* **STORED DATA**:
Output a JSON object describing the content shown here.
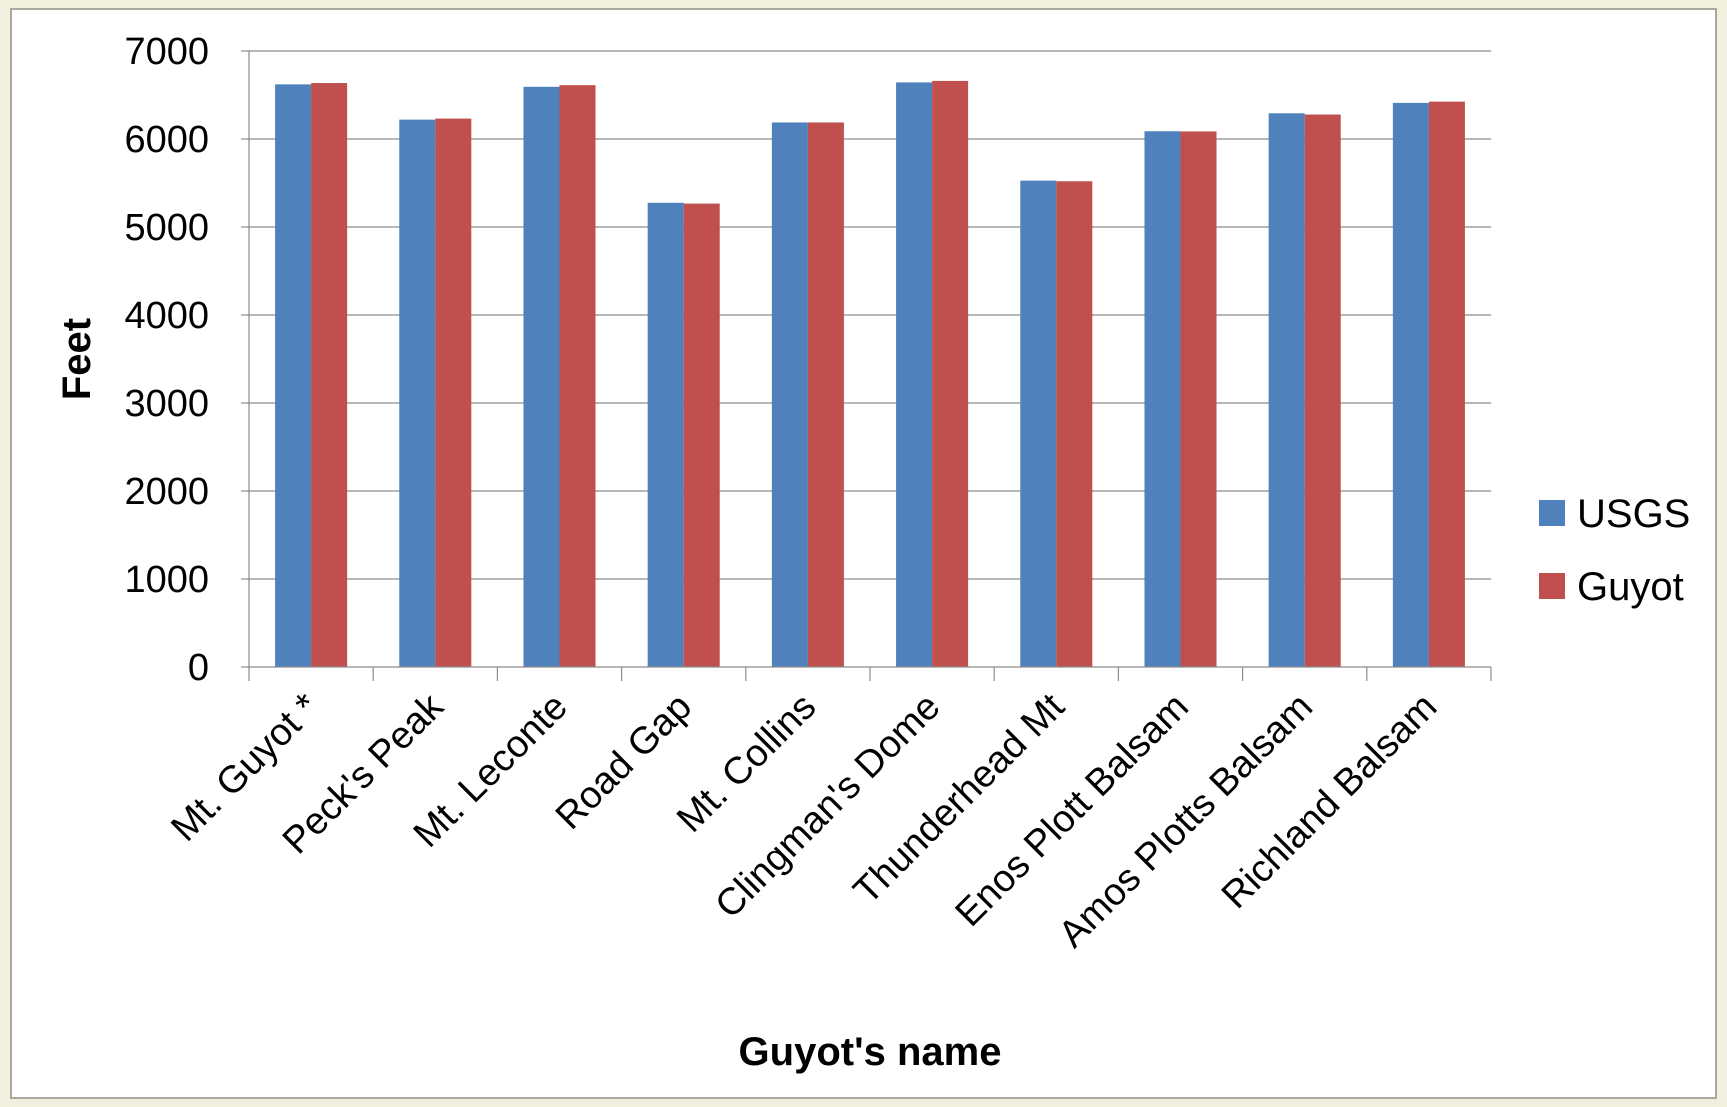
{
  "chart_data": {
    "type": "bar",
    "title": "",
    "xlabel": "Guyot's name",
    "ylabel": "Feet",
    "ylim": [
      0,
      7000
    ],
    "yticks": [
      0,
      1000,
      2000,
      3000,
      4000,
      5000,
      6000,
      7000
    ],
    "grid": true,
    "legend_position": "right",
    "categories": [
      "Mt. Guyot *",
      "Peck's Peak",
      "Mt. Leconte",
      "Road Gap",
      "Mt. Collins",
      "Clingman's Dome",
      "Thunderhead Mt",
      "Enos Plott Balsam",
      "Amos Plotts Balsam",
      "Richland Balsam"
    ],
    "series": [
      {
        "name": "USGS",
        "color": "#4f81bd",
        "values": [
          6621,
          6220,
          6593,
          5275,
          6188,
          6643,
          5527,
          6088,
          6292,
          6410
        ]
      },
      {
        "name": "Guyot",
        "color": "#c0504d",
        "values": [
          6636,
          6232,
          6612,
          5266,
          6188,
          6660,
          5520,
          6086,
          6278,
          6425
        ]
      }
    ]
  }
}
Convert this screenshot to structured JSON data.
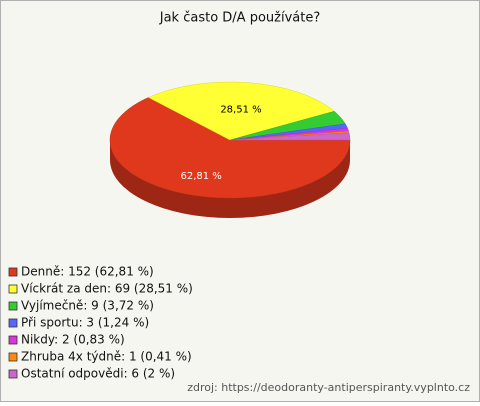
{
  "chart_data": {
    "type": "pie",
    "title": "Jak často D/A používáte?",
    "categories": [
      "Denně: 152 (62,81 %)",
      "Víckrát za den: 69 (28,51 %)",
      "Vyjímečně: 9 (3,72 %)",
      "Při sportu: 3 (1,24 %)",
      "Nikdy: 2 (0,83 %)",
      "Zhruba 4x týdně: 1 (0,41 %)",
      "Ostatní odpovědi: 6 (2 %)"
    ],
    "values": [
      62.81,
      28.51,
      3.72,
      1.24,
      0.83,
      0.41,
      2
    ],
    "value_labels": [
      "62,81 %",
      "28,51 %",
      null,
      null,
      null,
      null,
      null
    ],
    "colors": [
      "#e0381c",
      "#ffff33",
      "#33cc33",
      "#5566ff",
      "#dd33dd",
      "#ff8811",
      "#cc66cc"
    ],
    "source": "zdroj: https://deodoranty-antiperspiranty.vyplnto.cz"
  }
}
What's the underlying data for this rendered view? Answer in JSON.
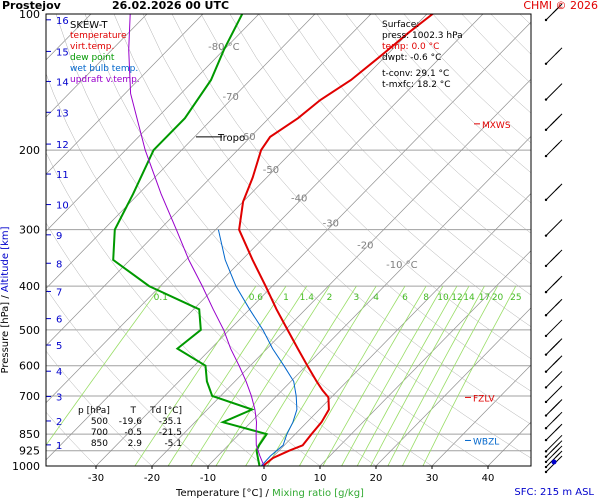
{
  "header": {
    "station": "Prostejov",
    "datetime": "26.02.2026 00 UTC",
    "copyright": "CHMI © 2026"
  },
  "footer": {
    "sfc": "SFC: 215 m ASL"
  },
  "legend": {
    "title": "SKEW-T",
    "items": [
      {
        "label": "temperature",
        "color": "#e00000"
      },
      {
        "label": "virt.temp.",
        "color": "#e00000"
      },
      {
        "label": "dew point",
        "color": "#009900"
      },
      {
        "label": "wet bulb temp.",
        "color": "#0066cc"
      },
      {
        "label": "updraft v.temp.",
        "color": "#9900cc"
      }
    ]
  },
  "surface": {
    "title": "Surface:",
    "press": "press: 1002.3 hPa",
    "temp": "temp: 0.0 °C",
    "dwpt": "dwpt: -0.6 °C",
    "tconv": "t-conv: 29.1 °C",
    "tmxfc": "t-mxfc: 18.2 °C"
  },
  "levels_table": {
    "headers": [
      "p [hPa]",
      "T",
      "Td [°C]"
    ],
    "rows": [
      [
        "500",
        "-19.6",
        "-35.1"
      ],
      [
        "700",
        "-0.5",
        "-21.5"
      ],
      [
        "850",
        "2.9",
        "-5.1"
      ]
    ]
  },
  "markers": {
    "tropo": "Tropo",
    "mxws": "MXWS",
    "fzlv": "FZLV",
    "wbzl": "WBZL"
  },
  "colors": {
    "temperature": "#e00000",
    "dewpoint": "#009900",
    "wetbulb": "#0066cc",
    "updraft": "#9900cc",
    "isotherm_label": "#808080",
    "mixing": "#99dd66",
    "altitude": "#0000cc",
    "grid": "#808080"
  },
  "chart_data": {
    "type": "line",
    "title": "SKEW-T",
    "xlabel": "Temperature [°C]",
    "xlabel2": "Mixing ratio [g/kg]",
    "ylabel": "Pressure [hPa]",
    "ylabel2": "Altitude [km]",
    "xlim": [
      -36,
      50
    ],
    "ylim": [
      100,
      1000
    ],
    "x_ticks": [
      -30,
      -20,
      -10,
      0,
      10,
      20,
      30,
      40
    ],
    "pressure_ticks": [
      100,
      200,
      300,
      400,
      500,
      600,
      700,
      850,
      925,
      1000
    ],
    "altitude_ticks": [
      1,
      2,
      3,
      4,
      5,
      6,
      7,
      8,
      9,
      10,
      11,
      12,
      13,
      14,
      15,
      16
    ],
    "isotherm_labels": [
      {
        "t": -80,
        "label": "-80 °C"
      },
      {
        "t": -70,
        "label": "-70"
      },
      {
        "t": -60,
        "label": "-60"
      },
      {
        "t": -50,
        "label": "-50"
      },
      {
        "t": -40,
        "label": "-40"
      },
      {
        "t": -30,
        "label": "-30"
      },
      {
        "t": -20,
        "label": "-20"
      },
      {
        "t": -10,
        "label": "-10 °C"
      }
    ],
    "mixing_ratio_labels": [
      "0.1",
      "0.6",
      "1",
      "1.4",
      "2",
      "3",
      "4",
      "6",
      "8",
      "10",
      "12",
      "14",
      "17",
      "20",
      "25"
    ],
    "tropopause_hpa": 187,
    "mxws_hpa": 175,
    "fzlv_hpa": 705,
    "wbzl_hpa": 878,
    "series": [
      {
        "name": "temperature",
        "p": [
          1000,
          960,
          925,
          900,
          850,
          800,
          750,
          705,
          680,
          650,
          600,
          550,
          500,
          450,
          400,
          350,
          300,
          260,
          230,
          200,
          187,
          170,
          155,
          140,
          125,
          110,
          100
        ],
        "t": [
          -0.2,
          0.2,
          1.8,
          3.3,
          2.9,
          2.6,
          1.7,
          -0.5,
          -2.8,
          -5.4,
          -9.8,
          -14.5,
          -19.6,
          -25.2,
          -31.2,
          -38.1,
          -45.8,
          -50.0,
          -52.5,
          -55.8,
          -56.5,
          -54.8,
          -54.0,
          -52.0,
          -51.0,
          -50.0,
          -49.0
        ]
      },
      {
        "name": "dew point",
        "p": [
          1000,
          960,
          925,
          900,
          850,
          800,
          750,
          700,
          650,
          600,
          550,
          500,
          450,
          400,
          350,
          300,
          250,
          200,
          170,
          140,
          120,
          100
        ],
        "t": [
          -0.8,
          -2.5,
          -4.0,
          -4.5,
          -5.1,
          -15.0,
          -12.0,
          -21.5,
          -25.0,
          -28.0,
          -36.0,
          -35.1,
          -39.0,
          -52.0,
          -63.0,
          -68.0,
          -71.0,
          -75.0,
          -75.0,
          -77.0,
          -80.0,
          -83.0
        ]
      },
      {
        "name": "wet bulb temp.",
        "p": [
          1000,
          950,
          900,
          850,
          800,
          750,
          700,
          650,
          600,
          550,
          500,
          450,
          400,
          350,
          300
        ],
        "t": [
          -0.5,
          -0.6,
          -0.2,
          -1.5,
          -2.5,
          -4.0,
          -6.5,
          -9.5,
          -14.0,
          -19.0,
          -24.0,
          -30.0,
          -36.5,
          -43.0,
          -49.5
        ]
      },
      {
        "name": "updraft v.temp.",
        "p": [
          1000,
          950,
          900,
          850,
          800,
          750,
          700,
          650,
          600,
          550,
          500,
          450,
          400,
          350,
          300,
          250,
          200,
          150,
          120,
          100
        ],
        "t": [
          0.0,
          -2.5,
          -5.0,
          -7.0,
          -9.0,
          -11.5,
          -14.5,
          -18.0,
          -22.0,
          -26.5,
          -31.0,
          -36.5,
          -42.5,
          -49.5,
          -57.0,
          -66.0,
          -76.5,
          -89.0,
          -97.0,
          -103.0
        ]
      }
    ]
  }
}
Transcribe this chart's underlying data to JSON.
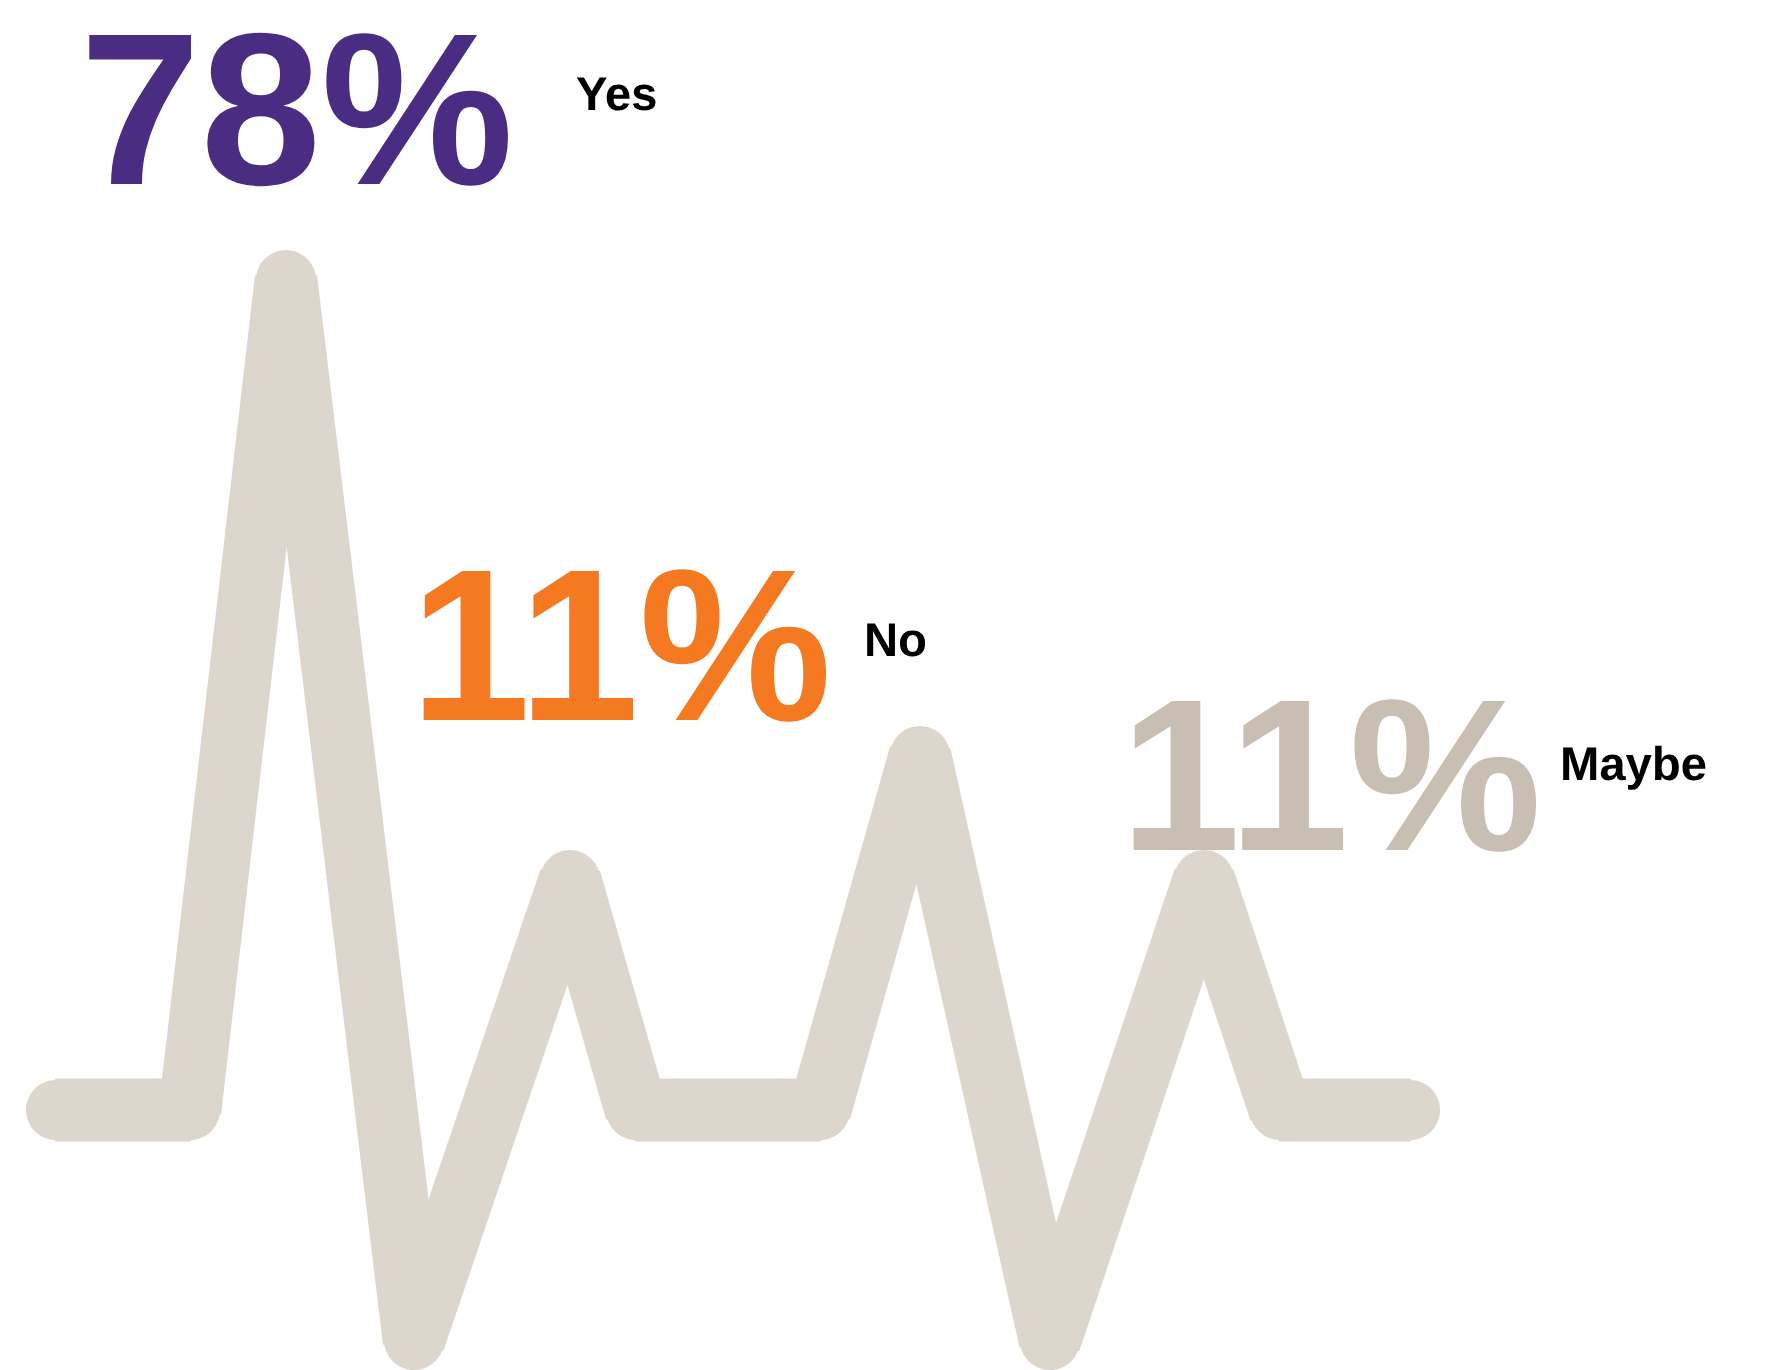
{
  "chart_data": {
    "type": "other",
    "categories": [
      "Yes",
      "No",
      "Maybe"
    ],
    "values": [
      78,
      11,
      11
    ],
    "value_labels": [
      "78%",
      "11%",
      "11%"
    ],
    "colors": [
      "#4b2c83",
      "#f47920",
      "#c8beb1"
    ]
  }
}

* **TASK GOAL**: Leave out the pictures, and please output only the lines from the line that contains "Transcribe this chart's" through the end of the data, both ends included.

* **CORRECT ANSWER**:
Transcribe this chart's underlying data to JSON.
{
  "chart_data": {
    "type": "other",
    "categories": [
      "Yes",
      "No",
      "Maybe"
    ],
    "values": [
      78,
      11,
      11
    ],
    "value_labels": [
      "78%",
      "11%",
      "11%"
    ],
    "colors": [
      "#4b2c83",
      "#f47920",
      "#c8beb1"
    ]
  }
}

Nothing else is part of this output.